Data excerpts:
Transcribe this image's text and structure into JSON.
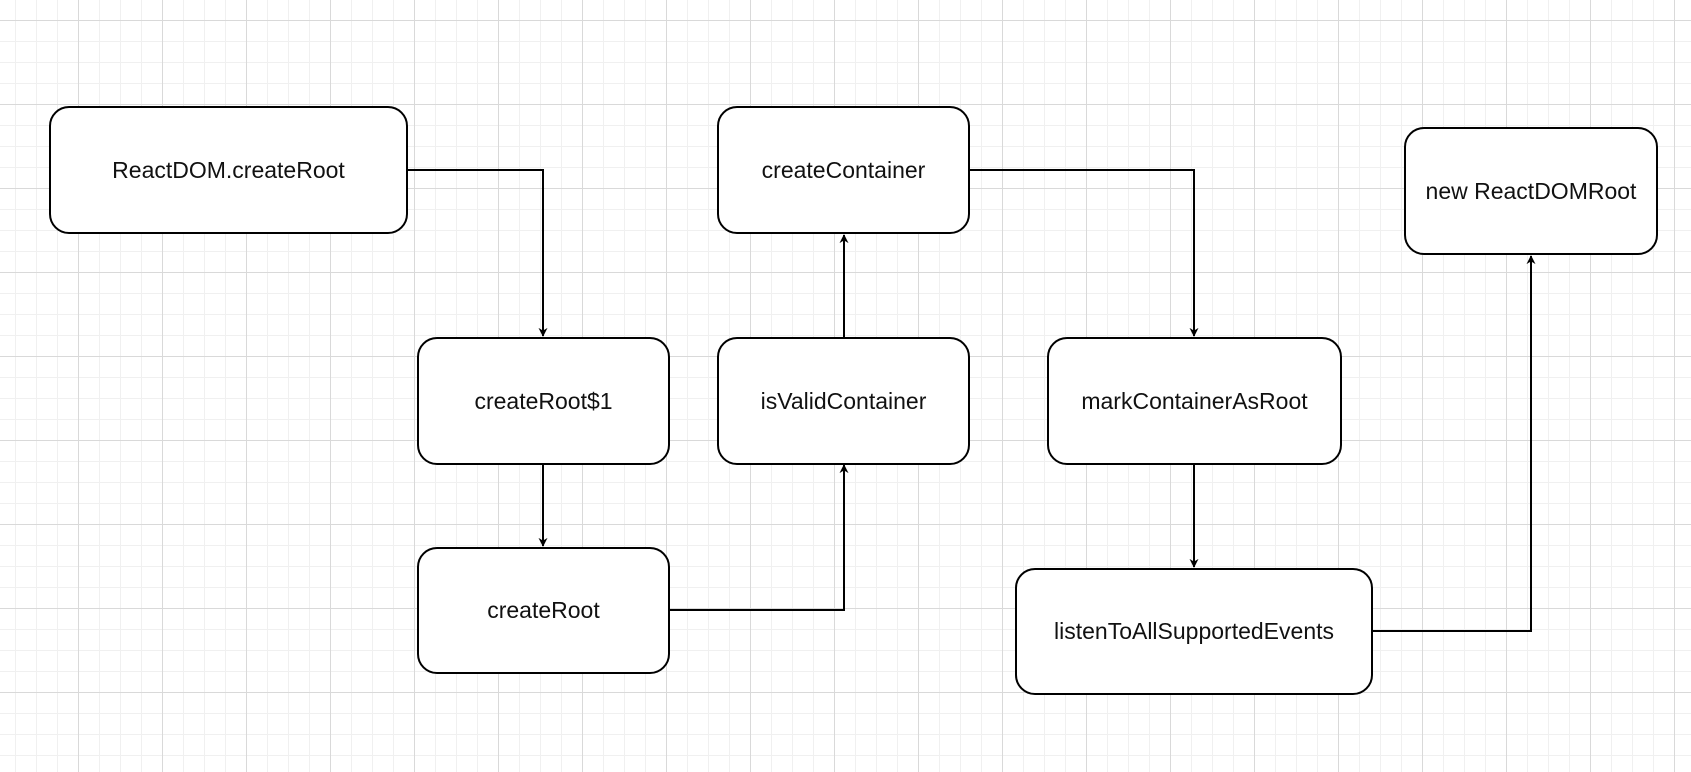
{
  "diagram": {
    "nodes": {
      "react_dom_create_root": "ReactDOM.createRoot",
      "create_root_1": "createRoot$1",
      "create_root": "createRoot",
      "is_valid_container": "isValidContainer",
      "create_container": "createContainer",
      "mark_container_as_root": "markContainerAsRoot",
      "listen_to_all_supported_events": "listenToAllSupportedEvents",
      "new_react_dom_root": "new ReactDOMRoot"
    },
    "edges": [
      {
        "from": "ReactDOM.createRoot",
        "to": "createRoot$1"
      },
      {
        "from": "createRoot$1",
        "to": "createRoot"
      },
      {
        "from": "createRoot",
        "to": "isValidContainer"
      },
      {
        "from": "isValidContainer",
        "to": "createContainer"
      },
      {
        "from": "createContainer",
        "to": "markContainerAsRoot"
      },
      {
        "from": "markContainerAsRoot",
        "to": "listenToAllSupportedEvents"
      },
      {
        "from": "listenToAllSupportedEvents",
        "to": "new ReactDOMRoot"
      }
    ],
    "colors": {
      "stroke": "#000000",
      "node_fill": "#ffffff",
      "grid": "#d9d9d9"
    }
  }
}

Work to do: Extract every line of the data exactly; pictures stay out.

Problem solution:
Transcribe this image's text and structure into JSON.
{
  "diagram": {
    "nodes": {
      "react_dom_create_root": "ReactDOM.createRoot",
      "create_root_1": "createRoot$1",
      "create_root": "createRoot",
      "is_valid_container": "isValidContainer",
      "create_container": "createContainer",
      "mark_container_as_root": "markContainerAsRoot",
      "listen_to_all_supported_events": "listenToAllSupportedEvents",
      "new_react_dom_root": "new ReactDOMRoot"
    },
    "edges": [
      {
        "from": "ReactDOM.createRoot",
        "to": "createRoot$1"
      },
      {
        "from": "createRoot$1",
        "to": "createRoot"
      },
      {
        "from": "createRoot",
        "to": "isValidContainer"
      },
      {
        "from": "isValidContainer",
        "to": "createContainer"
      },
      {
        "from": "createContainer",
        "to": "markContainerAsRoot"
      },
      {
        "from": "markContainerAsRoot",
        "to": "listenToAllSupportedEvents"
      },
      {
        "from": "listenToAllSupportedEvents",
        "to": "new ReactDOMRoot"
      }
    ],
    "colors": {
      "stroke": "#000000",
      "node_fill": "#ffffff",
      "grid": "#d9d9d9"
    }
  }
}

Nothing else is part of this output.